> [SHORT TASK]
Reproduce every line of the following entries verbatim, with no changes.

(Dataset entries)
——

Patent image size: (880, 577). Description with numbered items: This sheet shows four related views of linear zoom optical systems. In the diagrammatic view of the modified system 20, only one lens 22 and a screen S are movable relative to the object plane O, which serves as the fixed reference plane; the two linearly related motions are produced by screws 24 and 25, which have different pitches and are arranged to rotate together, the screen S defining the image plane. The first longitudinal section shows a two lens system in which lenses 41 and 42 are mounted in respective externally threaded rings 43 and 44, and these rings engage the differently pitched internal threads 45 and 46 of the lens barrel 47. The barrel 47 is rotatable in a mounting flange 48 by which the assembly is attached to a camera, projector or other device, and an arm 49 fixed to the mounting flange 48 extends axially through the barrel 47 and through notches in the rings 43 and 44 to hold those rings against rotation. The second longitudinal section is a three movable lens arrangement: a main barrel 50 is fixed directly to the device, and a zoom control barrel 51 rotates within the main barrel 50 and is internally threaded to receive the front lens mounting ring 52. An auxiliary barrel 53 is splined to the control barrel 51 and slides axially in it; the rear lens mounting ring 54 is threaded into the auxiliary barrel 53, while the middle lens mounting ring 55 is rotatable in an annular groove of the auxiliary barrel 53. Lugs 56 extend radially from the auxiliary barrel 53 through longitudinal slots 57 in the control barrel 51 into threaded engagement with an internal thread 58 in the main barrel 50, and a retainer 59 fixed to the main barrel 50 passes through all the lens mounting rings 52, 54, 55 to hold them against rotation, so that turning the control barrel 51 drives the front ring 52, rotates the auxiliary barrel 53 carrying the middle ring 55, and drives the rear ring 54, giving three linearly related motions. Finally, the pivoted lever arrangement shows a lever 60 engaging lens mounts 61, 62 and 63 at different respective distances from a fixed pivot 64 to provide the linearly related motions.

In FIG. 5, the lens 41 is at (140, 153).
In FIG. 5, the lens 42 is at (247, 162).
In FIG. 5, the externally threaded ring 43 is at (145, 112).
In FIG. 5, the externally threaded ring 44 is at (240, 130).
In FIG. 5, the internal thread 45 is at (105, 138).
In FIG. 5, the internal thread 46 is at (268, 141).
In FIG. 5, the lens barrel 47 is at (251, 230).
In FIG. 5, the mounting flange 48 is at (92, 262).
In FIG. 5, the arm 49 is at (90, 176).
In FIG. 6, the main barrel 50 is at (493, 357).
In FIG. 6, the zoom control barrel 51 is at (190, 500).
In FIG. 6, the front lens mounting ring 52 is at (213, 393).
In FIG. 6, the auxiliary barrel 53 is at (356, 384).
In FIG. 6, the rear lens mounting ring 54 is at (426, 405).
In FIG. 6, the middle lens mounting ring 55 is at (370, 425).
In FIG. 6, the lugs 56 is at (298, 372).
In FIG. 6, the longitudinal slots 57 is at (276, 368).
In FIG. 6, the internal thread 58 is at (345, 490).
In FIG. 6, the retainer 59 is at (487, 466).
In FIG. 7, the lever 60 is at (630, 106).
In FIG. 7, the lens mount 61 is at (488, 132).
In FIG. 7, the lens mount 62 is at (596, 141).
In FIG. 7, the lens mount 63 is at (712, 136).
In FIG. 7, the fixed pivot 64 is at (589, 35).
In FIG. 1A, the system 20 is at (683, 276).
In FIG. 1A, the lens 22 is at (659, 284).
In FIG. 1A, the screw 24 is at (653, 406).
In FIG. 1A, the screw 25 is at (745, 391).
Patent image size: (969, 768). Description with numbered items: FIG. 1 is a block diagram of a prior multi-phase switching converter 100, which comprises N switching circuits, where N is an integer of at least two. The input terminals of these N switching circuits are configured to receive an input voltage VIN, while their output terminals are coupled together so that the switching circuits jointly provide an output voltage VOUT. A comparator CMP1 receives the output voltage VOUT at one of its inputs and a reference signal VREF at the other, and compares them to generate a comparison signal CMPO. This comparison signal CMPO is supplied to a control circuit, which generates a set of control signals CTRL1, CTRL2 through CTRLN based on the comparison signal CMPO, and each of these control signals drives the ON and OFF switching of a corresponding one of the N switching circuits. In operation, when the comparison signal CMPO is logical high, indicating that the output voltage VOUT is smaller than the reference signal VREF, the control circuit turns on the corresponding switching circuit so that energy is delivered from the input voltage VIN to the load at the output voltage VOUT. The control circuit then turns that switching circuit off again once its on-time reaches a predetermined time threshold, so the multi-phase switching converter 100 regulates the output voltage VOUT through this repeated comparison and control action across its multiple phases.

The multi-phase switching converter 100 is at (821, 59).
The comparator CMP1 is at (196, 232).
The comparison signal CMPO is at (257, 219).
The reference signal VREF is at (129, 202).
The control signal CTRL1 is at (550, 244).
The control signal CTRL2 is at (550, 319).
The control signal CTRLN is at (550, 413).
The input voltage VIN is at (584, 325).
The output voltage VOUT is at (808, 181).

——

> [COMPLETE ANSWER]
Patent image size: (880, 577). Description with numbered items: This sheet shows four related views of linear zoom optical systems. In the diagrammatic view of the modified system 20, only one lens 22 and a screen S are movable relative to the object plane O, which serves as the fixed reference plane; the two linearly related motions are produced by screws 24 and 25, which have different pitches and are arranged to rotate together, the screen S defining the image plane. The first longitudinal section shows a two lens system in which lenses 41 and 42 are mounted in respective externally threaded rings 43 and 44, and these rings engage the differently pitched internal threads 45 and 46 of the lens barrel 47. The barrel 47 is rotatable in a mounting flange 48 by which the assembly is attached to a camera, projector or other device, and an arm 49 fixed to the mounting flange 48 extends axially through the barrel 47 and through notches in the rings 43 and 44 to hold those rings against rotation. The second longitudinal section is a three movable lens arrangement: a main barrel 50 is fixed directly to the device, and a zoom control barrel 51 rotates within the main barrel 50 and is internally threaded to receive the front lens mounting ring 52. An auxiliary barrel 53 is splined to the control barrel 51 and slides axially in it; the rear lens mounting ring 54 is threaded into the auxiliary barrel 53, while the middle lens mounting ring 55 is rotatable in an annular groove of the auxiliary barrel 53. Lugs 56 extend radially from the auxiliary barrel 53 through longitudinal slots 57 in the control barrel 51 into threaded engagement with an internal thread 58 in the main barrel 50, and a retainer 59 fixed to the main barrel 50 passes through all the lens mounting rings 52, 54, 55 to hold them against rotation, so that turning the control barrel 51 drives the front ring 52, rotates the auxiliary barrel 53 carrying the middle ring 55, and drives the rear ring 54, giving three linearly related motions. Finally, the pivoted lever arrangement shows a lever 60 engaging lens mounts 61, 62 and 63 at different respective distances from a fixed pivot 64 to provide the linearly related motions.

In FIG. 5, the lens 41 is at (140, 153).
In FIG. 5, the lens 42 is at (247, 162).
In FIG. 5, the externally threaded ring 43 is at (145, 112).
In FIG. 5, the externally threaded ring 44 is at (240, 130).
In FIG. 5, the internal thread 45 is at (105, 138).
In FIG. 5, the internal thread 46 is at (268, 141).
In FIG. 5, the lens barrel 47 is at (251, 230).
In FIG. 5, the mounting flange 48 is at (92, 262).
In FIG. 5, the arm 49 is at (90, 176).
In FIG. 6, the main barrel 50 is at (493, 357).
In FIG. 6, the zoom control barrel 51 is at (190, 500).
In FIG. 6, the front lens mounting ring 52 is at (213, 393).
In FIG. 6, the auxiliary barrel 53 is at (356, 384).
In FIG. 6, the rear lens mounting ring 54 is at (426, 405).
In FIG. 6, the middle lens mounting ring 55 is at (370, 425).
In FIG. 6, the lugs 56 is at (298, 372).
In FIG. 6, the longitudinal slots 57 is at (276, 368).
In FIG. 6, the internal thread 58 is at (345, 490).
In FIG. 6, the retainer 59 is at (487, 466).
In FIG. 7, the lever 60 is at (630, 106).
In FIG. 7, the lens mount 61 is at (488, 132).
In FIG. 7, the lens mount 62 is at (596, 141).
In FIG. 7, the lens mount 63 is at (712, 136).
In FIG. 7, the fixed pivot 64 is at (589, 35).
In FIG. 1A, the system 20 is at (683, 276).
In FIG. 1A, the lens 22 is at (659, 284).
In FIG. 1A, the screw 24 is at (653, 406).
In FIG. 1A, the screw 25 is at (745, 391).
Patent image size: (969, 768). Description with numbered items: FIG. 1 is a block diagram of a prior multi-phase switching converter 100, which comprises N switching circuits, where N is an integer of at least two. The input terminals of these N switching circuits are configured to receive an input voltage VIN, while their output terminals are coupled together so that the switching circuits jointly provide an output voltage VOUT. A comparator CMP1 receives the output voltage VOUT at one of its inputs and a reference signal VREF at the other, and compares them to generate a comparison signal CMPO. This comparison signal CMPO is supplied to a control circuit, which generates a set of control signals CTRL1, CTRL2 through CTRLN based on the comparison signal CMPO, and each of these control signals drives the ON and OFF switching of a corresponding one of the N switching circuits. In operation, when the comparison signal CMPO is logical high, indicating that the output voltage VOUT is smaller than the reference signal VREF, the control circuit turns on the corresponding switching circuit so that energy is delivered from the input voltage VIN to the load at the output voltage VOUT. The control circuit then turns that switching circuit off again once its on-time reaches a predetermined time threshold, so the multi-phase switching converter 100 regulates the output voltage VOUT through this repeated comparison and control action across its multiple phases.

The multi-phase switching converter 100 is at (821, 59).
The comparator CMP1 is at (196, 232).
The comparison signal CMPO is at (257, 219).
The reference signal VREF is at (129, 202).
The control signal CTRL1 is at (550, 244).
The control signal CTRL2 is at (550, 319).
The control signal CTRLN is at (550, 413).
The input voltage VIN is at (584, 325).
The output voltage VOUT is at (808, 181).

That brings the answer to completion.